## AIM OF THE TASK
Please give the listing again in its entirety, exactly as written.

>> Start

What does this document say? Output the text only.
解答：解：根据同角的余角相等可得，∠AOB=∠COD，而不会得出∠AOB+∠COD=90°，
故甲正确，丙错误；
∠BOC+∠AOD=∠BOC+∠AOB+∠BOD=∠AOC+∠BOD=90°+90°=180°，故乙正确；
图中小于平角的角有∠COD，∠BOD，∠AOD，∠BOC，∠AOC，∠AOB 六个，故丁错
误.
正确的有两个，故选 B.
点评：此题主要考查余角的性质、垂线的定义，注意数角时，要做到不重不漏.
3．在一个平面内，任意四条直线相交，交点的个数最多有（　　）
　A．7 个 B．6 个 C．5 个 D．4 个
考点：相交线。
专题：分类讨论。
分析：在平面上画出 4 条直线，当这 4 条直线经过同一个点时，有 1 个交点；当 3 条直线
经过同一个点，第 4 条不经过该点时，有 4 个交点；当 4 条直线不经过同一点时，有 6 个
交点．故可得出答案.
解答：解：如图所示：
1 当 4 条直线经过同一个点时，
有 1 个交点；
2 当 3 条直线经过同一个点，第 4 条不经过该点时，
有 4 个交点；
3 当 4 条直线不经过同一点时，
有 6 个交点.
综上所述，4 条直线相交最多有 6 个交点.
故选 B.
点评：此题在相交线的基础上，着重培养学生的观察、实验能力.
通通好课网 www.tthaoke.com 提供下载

>> End

## IN RESPONSE
What does this document say? Output the text only.
解答：解：根据同角的余角相等可得，∠AOB=∠COD，而不会得出∠AOB+∠COD=90°，
故甲正确，丙错误；
∠BOC+∠AOD=∠BOC+∠AOB+∠BOD=∠AOC+∠BOD=90°+90°=180°，故乙正确；
图中小于平角的角有∠COD，∠BOD，∠AOD，∠BOC，∠AOC，∠AOB 六个，故丁错
误.
正确的有两个，故选 B.
点评：此题主要考查余角的性质、垂线的定义，注意数角时，要做到不重不漏.
3．在一个平面内，任意四条直线相交，交点的个数最多有（　　）
　A．7 个 B．6 个 C．5 个 D．4 个
考点：相交线。
专题：分类讨论。
分析：在平面上画出 4 条直线，当这 4 条直线经过同一个点时，有 1 个交点；当 3 条直线
经过同一个点，第 4 条不经过该点时，有 4 个交点；当 4 条直线不经过同一点时，有 6 个
交点．故可得出答案.
解答：解：如图所示：
1 当 4 条直线经过同一个点时，
有 1 个交点；
2 当 3 条直线经过同一个点，第 4 条不经过该点时，
有 4 个交点；
3 当 4 条直线不经过同一点时，
有 6 个交点.
综上所述，4 条直线相交最多有 6 个交点.
故选 B.
点评：此题在相交线的基础上，着重培养学生的观察、实验能力.
通通好课网 www.tthaoke.com 提供下载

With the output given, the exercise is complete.